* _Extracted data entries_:
——
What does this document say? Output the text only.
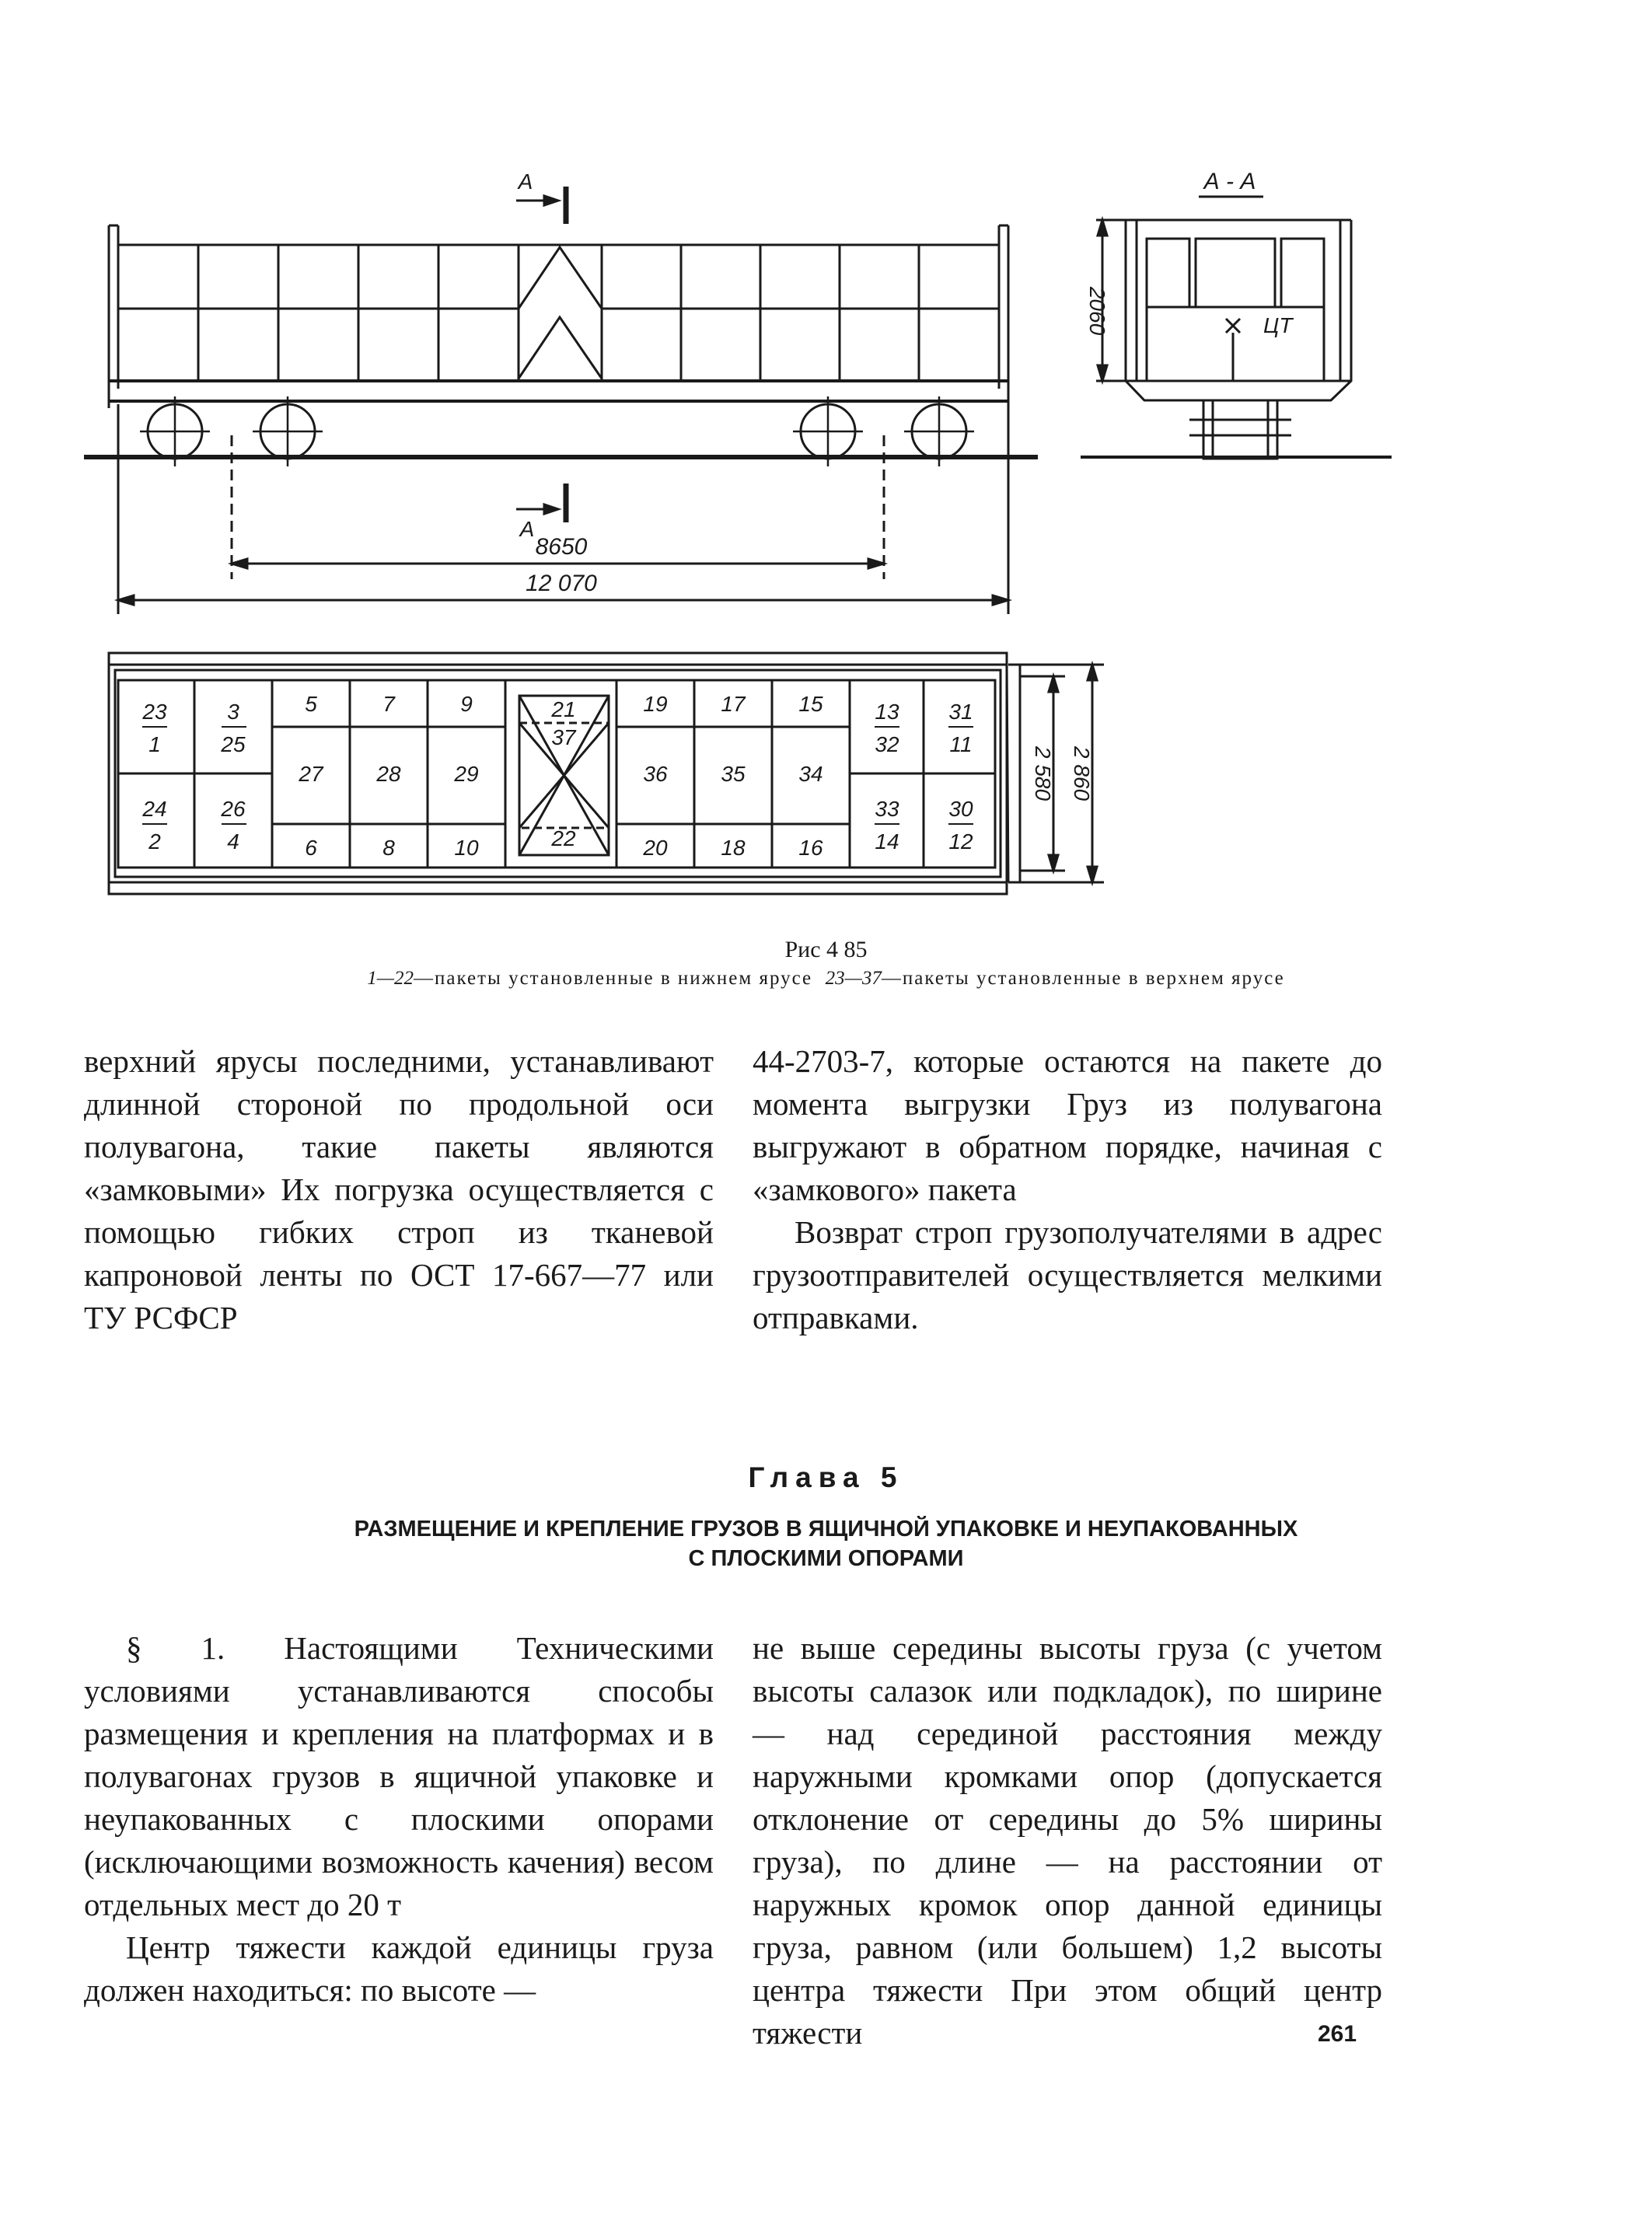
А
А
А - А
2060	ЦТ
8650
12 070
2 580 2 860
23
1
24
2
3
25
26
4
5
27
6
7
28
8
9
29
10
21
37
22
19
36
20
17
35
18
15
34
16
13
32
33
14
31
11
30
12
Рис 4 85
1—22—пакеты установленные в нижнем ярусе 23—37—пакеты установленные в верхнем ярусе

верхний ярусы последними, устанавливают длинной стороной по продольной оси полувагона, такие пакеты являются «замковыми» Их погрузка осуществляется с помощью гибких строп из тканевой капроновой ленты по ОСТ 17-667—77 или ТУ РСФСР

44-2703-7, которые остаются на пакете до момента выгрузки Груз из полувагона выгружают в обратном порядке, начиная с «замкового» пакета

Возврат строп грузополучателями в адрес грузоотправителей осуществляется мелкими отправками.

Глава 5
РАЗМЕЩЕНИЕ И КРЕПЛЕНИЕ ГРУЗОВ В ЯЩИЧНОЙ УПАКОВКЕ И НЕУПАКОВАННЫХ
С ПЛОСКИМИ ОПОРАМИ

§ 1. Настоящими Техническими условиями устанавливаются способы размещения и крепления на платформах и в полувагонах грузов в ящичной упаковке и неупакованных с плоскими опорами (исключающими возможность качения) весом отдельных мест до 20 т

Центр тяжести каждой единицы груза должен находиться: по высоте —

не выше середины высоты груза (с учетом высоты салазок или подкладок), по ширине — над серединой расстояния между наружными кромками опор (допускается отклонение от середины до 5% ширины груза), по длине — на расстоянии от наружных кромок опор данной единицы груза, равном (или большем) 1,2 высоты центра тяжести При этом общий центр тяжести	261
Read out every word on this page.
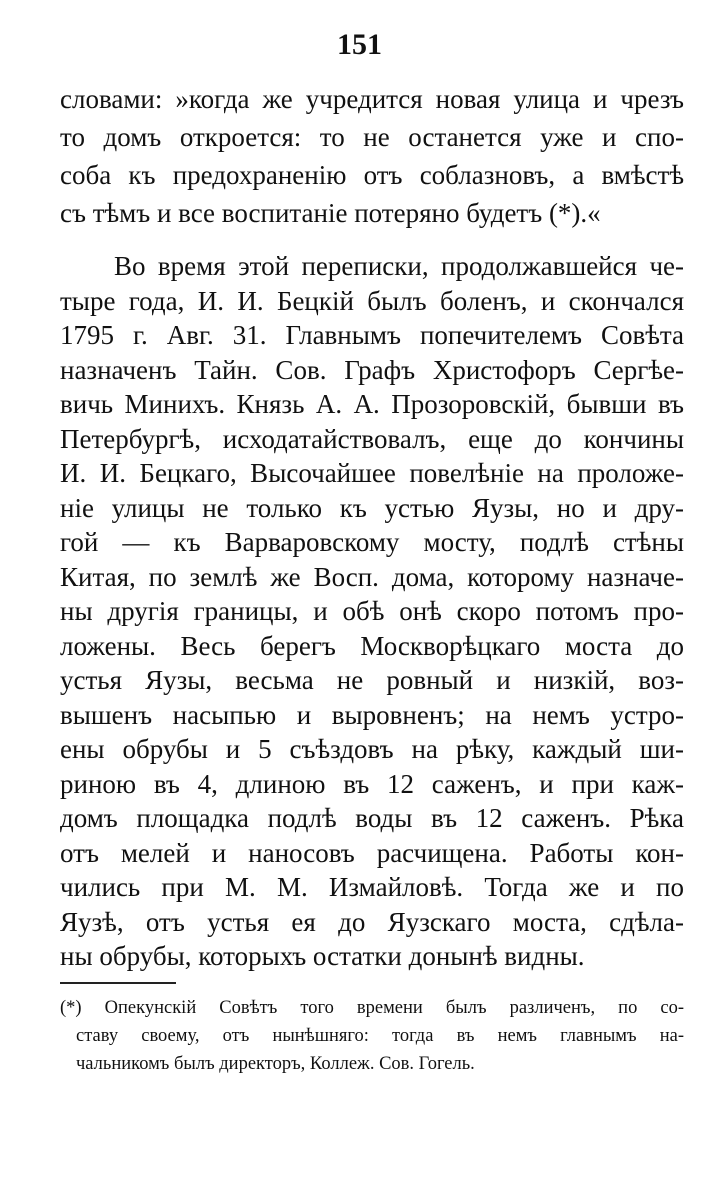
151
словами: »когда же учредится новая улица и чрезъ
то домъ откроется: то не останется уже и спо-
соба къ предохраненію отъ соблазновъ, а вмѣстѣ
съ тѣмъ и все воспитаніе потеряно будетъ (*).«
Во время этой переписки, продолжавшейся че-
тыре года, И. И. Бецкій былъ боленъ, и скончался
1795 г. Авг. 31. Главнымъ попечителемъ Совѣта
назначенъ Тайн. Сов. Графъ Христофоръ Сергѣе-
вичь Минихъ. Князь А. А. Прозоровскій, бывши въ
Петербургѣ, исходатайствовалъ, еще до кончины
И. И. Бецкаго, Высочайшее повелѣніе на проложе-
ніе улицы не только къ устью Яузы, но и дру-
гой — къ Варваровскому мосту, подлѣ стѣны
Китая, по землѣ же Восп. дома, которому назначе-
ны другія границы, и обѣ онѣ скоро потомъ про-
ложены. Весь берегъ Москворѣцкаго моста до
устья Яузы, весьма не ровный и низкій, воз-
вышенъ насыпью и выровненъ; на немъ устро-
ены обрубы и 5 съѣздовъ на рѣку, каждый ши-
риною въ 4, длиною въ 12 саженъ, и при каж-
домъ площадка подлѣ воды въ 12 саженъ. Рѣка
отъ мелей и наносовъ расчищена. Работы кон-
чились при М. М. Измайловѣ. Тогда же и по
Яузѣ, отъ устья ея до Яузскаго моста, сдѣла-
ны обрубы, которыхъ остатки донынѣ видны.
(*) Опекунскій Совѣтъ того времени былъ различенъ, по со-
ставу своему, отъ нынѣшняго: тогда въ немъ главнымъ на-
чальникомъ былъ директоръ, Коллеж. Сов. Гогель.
——
* _EXERCISE TASK_: Reproduce the full material exactly, excluding the pictures.

* _SOLUTION_:
What does this document say? Output the text only.
А
А
А - А
2060	ЦТ
8650
12 070
2 580 2 860
23
1
24
2
3
25
26
4
5
27
6
7
28
8
9
29
10
21
37
22
19
36
20
17
35
18
15
34
16
13
32
33
14
31
11
30
12
Рис 4 85
1—22—пакеты установленные в нижнем ярусе 23—37—пакеты установленные в верхнем ярусе

верхний ярусы последними, устанавливают длинной стороной по продольной оси полувагона, такие пакеты являются «замковыми» Их погрузка осуществляется с помощью гибких строп из тканевой капроновой ленты по ОСТ 17-667—77 или ТУ РСФСР

44-2703-7, которые остаются на пакете до момента выгрузки Груз из полувагона выгружают в обратном порядке, начиная с «замкового» пакета

Возврат строп грузополучателями в адрес грузоотправителей осуществляется мелкими отправками.

Глава 5
РАЗМЕЩЕНИЕ И КРЕПЛЕНИЕ ГРУЗОВ В ЯЩИЧНОЙ УПАКОВКЕ И НЕУПАКОВАННЫХ
С ПЛОСКИМИ ОПОРАМИ

§ 1. Настоящими Техническими условиями устанавливаются способы размещения и крепления на платформах и в полувагонах грузов в ящичной упаковке и неупакованных с плоскими опорами (исключающими возможность качения) весом отдельных мест до 20 т

Центр тяжести каждой единицы груза должен находиться: по высоте —

не выше середины высоты груза (с учетом высоты салазок или подкладок), по ширине — над серединой расстояния между наружными кромками опор (допускается отклонение от середины до 5% ширины груза), по длине — на расстоянии от наружных кромок опор данной единицы груза, равном (или большем) 1,2 высоты центра тяжести При этом общий центр тяжести	261
Read out every word on this page.
151
словами: »когда же учредится новая улица и чрезъ
то домъ откроется: то не останется уже и спо-
соба къ предохраненію отъ соблазновъ, а вмѣстѣ
съ тѣмъ и все воспитаніе потеряно будетъ (*).«
Во время этой переписки, продолжавшейся че-
тыре года, И. И. Бецкій былъ боленъ, и скончался
1795 г. Авг. 31. Главнымъ попечителемъ Совѣта
назначенъ Тайн. Сов. Графъ Христофоръ Сергѣе-
вичь Минихъ. Князь А. А. Прозоровскій, бывши въ
Петербургѣ, исходатайствовалъ, еще до кончины
И. И. Бецкаго, Высочайшее повелѣніе на проложе-
ніе улицы не только къ устью Яузы, но и дру-
гой — къ Варваровскому мосту, подлѣ стѣны
Китая, по землѣ же Восп. дома, которому назначе-
ны другія границы, и обѣ онѣ скоро потомъ про-
ложены. Весь берегъ Москворѣцкаго моста до
устья Яузы, весьма не ровный и низкій, воз-
вышенъ насыпью и выровненъ; на немъ устро-
ены обрубы и 5 съѣздовъ на рѣку, каждый ши-
риною въ 4, длиною въ 12 саженъ, и при каж-
домъ площадка подлѣ воды въ 12 саженъ. Рѣка
отъ мелей и наносовъ расчищена. Работы кон-
чились при М. М. Измайловѣ. Тогда же и по
Яузѣ, отъ устья ея до Яузскаго моста, сдѣла-
ны обрубы, которыхъ остатки донынѣ видны.
(*) Опекунскій Совѣтъ того времени былъ различенъ, по со-
ставу своему, отъ нынѣшняго: тогда въ немъ главнымъ на-
чальникомъ былъ директоръ, Коллеж. Сов. Гогель.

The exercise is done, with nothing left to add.